## Task input
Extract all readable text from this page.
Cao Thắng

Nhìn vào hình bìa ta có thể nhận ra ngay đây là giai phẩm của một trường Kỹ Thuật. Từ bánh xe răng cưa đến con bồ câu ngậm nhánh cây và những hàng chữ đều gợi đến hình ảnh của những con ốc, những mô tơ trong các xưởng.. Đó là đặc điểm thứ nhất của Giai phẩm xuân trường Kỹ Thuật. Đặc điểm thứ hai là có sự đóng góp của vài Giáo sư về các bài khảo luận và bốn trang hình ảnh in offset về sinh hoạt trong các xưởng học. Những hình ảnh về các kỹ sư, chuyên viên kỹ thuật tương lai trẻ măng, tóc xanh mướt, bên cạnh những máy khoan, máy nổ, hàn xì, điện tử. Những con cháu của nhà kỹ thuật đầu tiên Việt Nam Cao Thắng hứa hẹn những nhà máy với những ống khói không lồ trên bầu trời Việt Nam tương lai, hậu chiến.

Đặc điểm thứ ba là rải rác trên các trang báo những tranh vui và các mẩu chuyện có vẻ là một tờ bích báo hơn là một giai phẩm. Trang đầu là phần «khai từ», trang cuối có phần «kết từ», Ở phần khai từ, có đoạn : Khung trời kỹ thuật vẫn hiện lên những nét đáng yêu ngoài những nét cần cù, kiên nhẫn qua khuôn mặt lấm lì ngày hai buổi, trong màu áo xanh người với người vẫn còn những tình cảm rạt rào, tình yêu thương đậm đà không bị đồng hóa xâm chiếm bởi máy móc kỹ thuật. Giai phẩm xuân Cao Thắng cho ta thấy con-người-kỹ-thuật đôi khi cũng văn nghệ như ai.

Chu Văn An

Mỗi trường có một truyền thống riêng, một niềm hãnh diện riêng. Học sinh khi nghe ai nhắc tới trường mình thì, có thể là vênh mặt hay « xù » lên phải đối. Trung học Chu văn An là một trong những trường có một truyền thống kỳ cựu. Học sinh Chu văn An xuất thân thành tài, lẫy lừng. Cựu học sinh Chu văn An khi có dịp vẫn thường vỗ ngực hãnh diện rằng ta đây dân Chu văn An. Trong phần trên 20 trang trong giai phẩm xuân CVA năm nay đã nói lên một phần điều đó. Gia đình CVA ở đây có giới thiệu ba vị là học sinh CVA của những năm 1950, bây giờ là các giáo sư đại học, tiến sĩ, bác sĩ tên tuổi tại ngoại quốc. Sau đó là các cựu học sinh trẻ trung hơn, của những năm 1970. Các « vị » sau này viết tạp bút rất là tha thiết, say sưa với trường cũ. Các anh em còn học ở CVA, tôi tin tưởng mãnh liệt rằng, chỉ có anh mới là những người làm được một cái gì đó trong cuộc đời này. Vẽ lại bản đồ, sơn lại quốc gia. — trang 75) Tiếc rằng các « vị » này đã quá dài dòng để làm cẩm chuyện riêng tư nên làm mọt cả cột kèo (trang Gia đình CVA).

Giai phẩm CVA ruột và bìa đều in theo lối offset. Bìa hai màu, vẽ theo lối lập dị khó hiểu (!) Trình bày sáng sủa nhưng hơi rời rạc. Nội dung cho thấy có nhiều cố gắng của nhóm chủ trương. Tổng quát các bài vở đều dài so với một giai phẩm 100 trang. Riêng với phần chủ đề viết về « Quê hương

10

## What the task requires
Each entry above is to be quoted exactly.

## Solution to the problem
Extract all readable text from this page.
Cao Thắng

Nhìn vào hình bìa ta có thể nhận ra ngay đây là giai phẩm của một trường Kỹ Thuật. Từ bánh xe răng cưa đến con bồ câu ngậm nhánh cây và những hàng chữ đều gợi đến hình ảnh của những con ốc, những mô tơ trong các xưởng.. Đó là đặc điểm thứ nhất của Giai phẩm xuân trường Kỹ Thuật. Đặc điểm thứ hai là có sự đóng góp của vài Giáo sư về các bài khảo luận và bốn trang hình ảnh in offset về sinh hoạt trong các xưởng học. Những hình ảnh về các kỹ sư, chuyên viên kỹ thuật tương lai trẻ măng, tóc xanh mướt, bên cạnh những máy khoan, máy nổ, hàn xì, điện tử. Những con cháu của nhà kỹ thuật đầu tiên Việt Nam Cao Thắng hứa hẹn những nhà máy với những ống khói không lồ trên bầu trời Việt Nam tương lai, hậu chiến.

Đặc điểm thứ ba là rải rác trên các trang báo những tranh vui và các mẩu chuyện có vẻ là một tờ bích báo hơn là một giai phẩm. Trang đầu là phần «khai từ», trang cuối có phần «kết từ», Ở phần khai từ, có đoạn : Khung trời kỹ thuật vẫn hiện lên những nét đáng yêu ngoài những nét cần cù, kiên nhẫn qua khuôn mặt lấm lì ngày hai buổi, trong màu áo xanh người với người vẫn còn những tình cảm rạt rào, tình yêu thương đậm đà không bị đồng hóa xâm chiếm bởi máy móc kỹ thuật. Giai phẩm xuân Cao Thắng cho ta thấy con-người-kỹ-thuật đôi khi cũng văn nghệ như ai.

Chu Văn An

Mỗi trường có một truyền thống riêng, một niềm hãnh diện riêng. Học sinh khi nghe ai nhắc tới trường mình thì, có thể là vênh mặt hay « xù » lên phải đối. Trung học Chu văn An là một trong những trường có một truyền thống kỳ cựu. Học sinh Chu văn An xuất thân thành tài, lẫy lừng. Cựu học sinh Chu văn An khi có dịp vẫn thường vỗ ngực hãnh diện rằng ta đây dân Chu văn An. Trong phần trên 20 trang trong giai phẩm xuân CVA năm nay đã nói lên một phần điều đó. Gia đình CVA ở đây có giới thiệu ba vị là học sinh CVA của những năm 1950, bây giờ là các giáo sư đại học, tiến sĩ, bác sĩ tên tuổi tại ngoại quốc. Sau đó là các cựu học sinh trẻ trung hơn, của những năm 1970. Các « vị » sau này viết tạp bút rất là tha thiết, say sưa với trường cũ. Các anh em còn học ở CVA, tôi tin tưởng mãnh liệt rằng, chỉ có anh mới là những người làm được một cái gì đó trong cuộc đời này. Vẽ lại bản đồ, sơn lại quốc gia. — trang 75) Tiếc rằng các « vị » này đã quá dài dòng để làm cẩm chuyện riêng tư nên làm mọt cả cột kèo (trang Gia đình CVA).

Giai phẩm CVA ruột và bìa đều in theo lối offset. Bìa hai màu, vẽ theo lối lập dị khó hiểu (!) Trình bày sáng sủa nhưng hơi rời rạc. Nội dung cho thấy có nhiều cố gắng của nhóm chủ trương. Tổng quát các bài vở đều dài so với một giai phẩm 100 trang. Riêng với phần chủ đề viết về « Quê hương

10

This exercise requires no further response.